[What this task involves] Produce a verbatim copy of the data below that contains no pictures.

[Items listed in a dataset]
BEGIN

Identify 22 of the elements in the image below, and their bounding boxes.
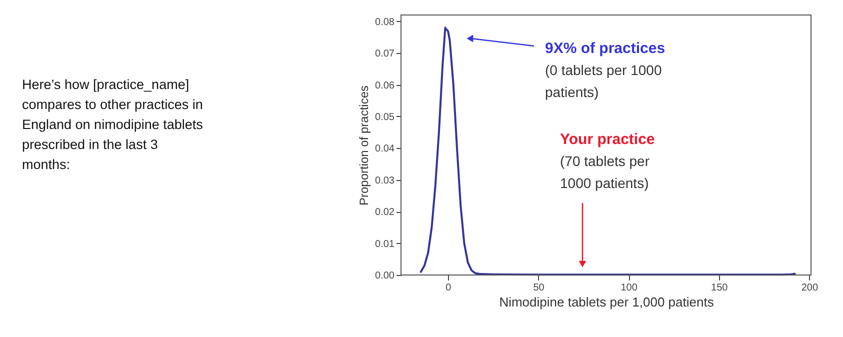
annotation: (0 tablets per 1000 patients): [545, 62, 662, 100]
text: Here’s how [practice_name] compares to other practices in England on nimodipine tablets prescribed in the last 3 months:: [22, 77, 204, 172]
x-tick-label: 150: [711, 282, 728, 294]
x-tick-label: 0: [446, 282, 452, 294]
y-tick-label: 0.05: [375, 112, 395, 123]
line-series: [420, 26, 796, 276]
annotation: 9X% of practices: [545, 40, 666, 57]
annotation: Your practice: [560, 131, 655, 148]
y-tick-label: 0.00: [375, 270, 395, 282]
y-tick-label: 0.04: [375, 144, 395, 155]
y-tick-label: 0.07: [375, 48, 395, 60]
y-tick-label: 0.08: [375, 16, 395, 28]
x-tick-label: 200: [801, 282, 818, 294]
y-axis-title: Proportion of practices: [357, 85, 372, 206]
y-tick-label: 0.03: [375, 175, 395, 186]
x-tick-label: 50: [533, 282, 545, 294]
y-tick-label: 0.01: [375, 238, 395, 250]
y-tick-label: 0.06: [375, 80, 395, 92]
y-tick-label: 0.02: [375, 207, 395, 218]
annotation: (70 tablets per 1000 patients): [560, 153, 650, 191]
x-tick-label: 100: [620, 282, 638, 294]
x-axis-title: Nimodipine tablets per 1,000 patients: [499, 294, 714, 310]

END

[Result of this exercise]
Identify 22 of the elements in the image below, and their bounding boxes.
annotation: (0 tablets per 1000 patients): [545, 62, 662, 100]
text: Here’s how [practice_name] compares to other practices in England on nimodipine tablets prescribed in the last 3 months:: [22, 77, 204, 172]
x-tick-label: 150: [711, 282, 728, 294]
x-tick-label: 0: [446, 282, 452, 294]
y-tick-label: 0.05: [375, 112, 395, 123]
line-series: [420, 26, 796, 276]
annotation: 9X% of practices: [545, 40, 666, 57]
annotation: Your practice: [560, 131, 655, 148]
y-tick-label: 0.00: [375, 270, 395, 282]
y-tick-label: 0.04: [375, 144, 395, 155]
y-tick-label: 0.07: [375, 48, 395, 60]
y-tick-label: 0.08: [375, 16, 395, 28]
x-tick-label: 200: [801, 282, 818, 294]
y-axis-title: Proportion of practices: [357, 85, 372, 206]
y-tick-label: 0.03: [375, 175, 395, 186]
x-tick-label: 50: [533, 282, 545, 294]
y-tick-label: 0.01: [375, 238, 395, 250]
y-tick-label: 0.06: [375, 80, 395, 92]
y-tick-label: 0.02: [375, 207, 395, 218]
annotation: (70 tablets per 1000 patients): [560, 153, 650, 191]
x-tick-label: 100: [620, 282, 638, 294]
x-axis-title: Nimodipine tablets per 1,000 patients: [499, 294, 714, 310]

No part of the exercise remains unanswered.